**Instructions for the task**
Write out the material exactly. Do not include the pictures.

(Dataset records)
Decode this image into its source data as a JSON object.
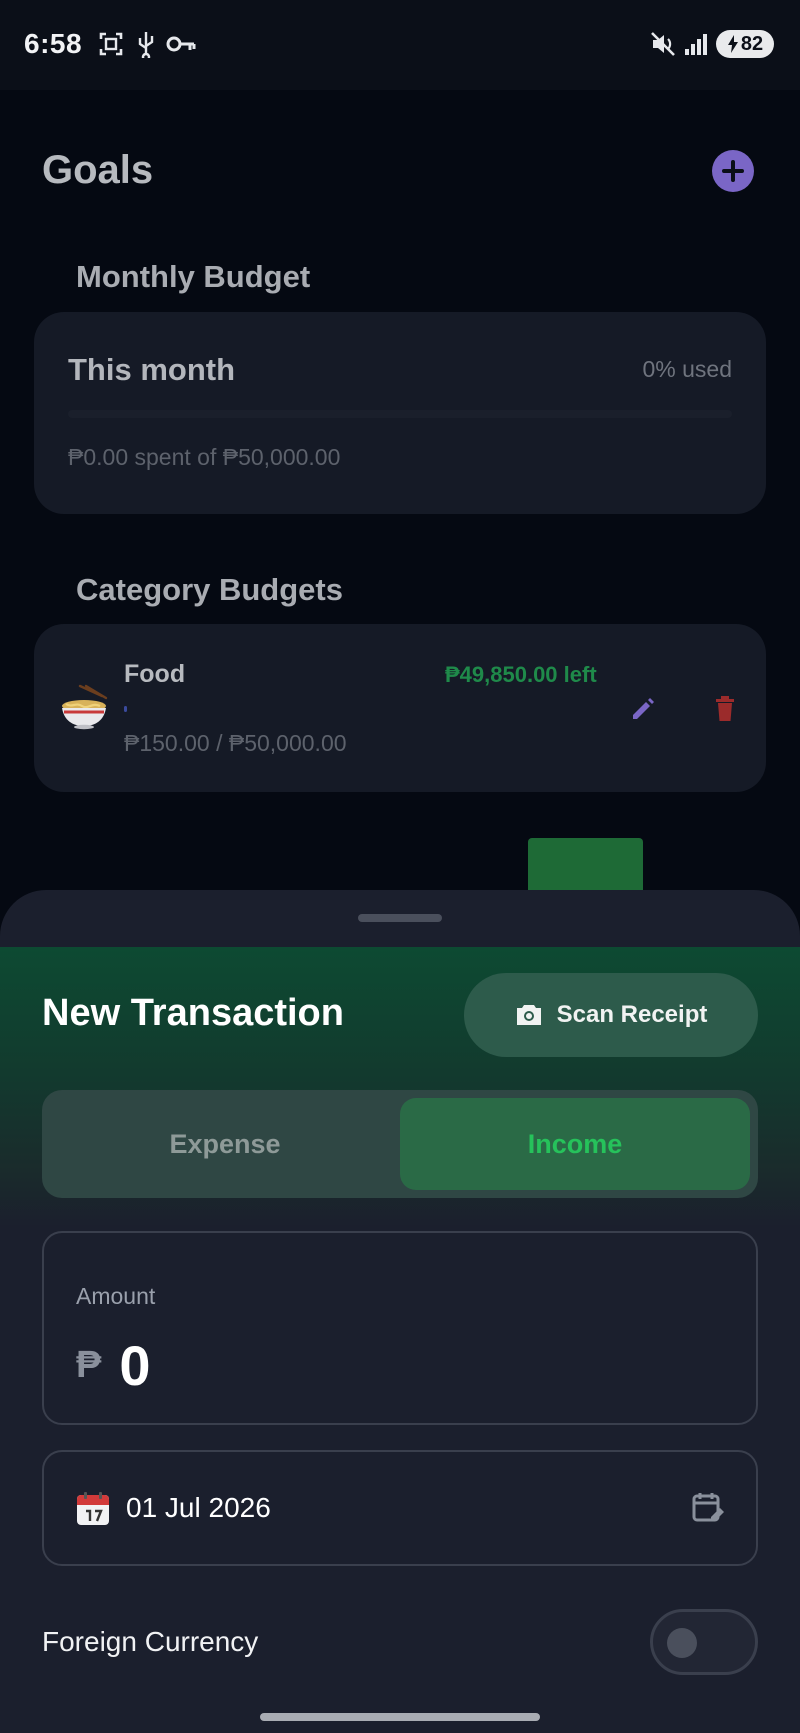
{
  "status_bar": {
    "time": "6:58",
    "battery": "82",
    "icons": [
      "screenshot-icon",
      "usb-icon",
      "key-icon",
      "mute-icon",
      "signal-icon",
      "battery-icon"
    ]
  },
  "goals": {
    "title": "Goals",
    "add_icon": "plus-icon",
    "monthly_heading": "Monthly Budget",
    "monthly_card": {
      "title": "This month",
      "used": "0% used",
      "spent_text": "₱0.00 spent of ₱50,000.00"
    },
    "category_heading": "Category Budgets",
    "categories": [
      {
        "icon": "noodle-bowl-icon",
        "name": "Food",
        "left": "₱49,850.00 left",
        "amount": "₱150.00 / ₱50,000.00",
        "progress": 0.003
      }
    ]
  },
  "sheet": {
    "title": "New Transaction",
    "scan_label": "Scan Receipt",
    "tabs": [
      {
        "label": "Expense",
        "selected": false
      },
      {
        "label": "Income",
        "selected": true
      }
    ],
    "amount": {
      "label": "Amount",
      "currency": "₱",
      "value": "0"
    },
    "date": "01 Jul 2026",
    "foreign_currency_label": "Foreign Currency",
    "foreign_currency_enabled": false
  },
  "colors": {
    "accent_purple": "#7a66c6",
    "income_green": "#26c25b",
    "delete_red": "#9b2b2b"
  }
}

**Written reply**
Decode this image into its source data as a JSON object.
{
  "status_bar": {
    "time": "6:58",
    "battery": "82",
    "icons": [
      "screenshot-icon",
      "usb-icon",
      "key-icon",
      "mute-icon",
      "signal-icon",
      "battery-icon"
    ]
  },
  "goals": {
    "title": "Goals",
    "add_icon": "plus-icon",
    "monthly_heading": "Monthly Budget",
    "monthly_card": {
      "title": "This month",
      "used": "0% used",
      "spent_text": "₱0.00 spent of ₱50,000.00"
    },
    "category_heading": "Category Budgets",
    "categories": [
      {
        "icon": "noodle-bowl-icon",
        "name": "Food",
        "left": "₱49,850.00 left",
        "amount": "₱150.00 / ₱50,000.00",
        "progress": 0.003
      }
    ]
  },
  "sheet": {
    "title": "New Transaction",
    "scan_label": "Scan Receipt",
    "tabs": [
      {
        "label": "Expense",
        "selected": false
      },
      {
        "label": "Income",
        "selected": true
      }
    ],
    "amount": {
      "label": "Amount",
      "currency": "₱",
      "value": "0"
    },
    "date": "01 Jul 2026",
    "foreign_currency_label": "Foreign Currency",
    "foreign_currency_enabled": false
  },
  "colors": {
    "accent_purple": "#7a66c6",
    "income_green": "#26c25b",
    "delete_red": "#9b2b2b"
  }
}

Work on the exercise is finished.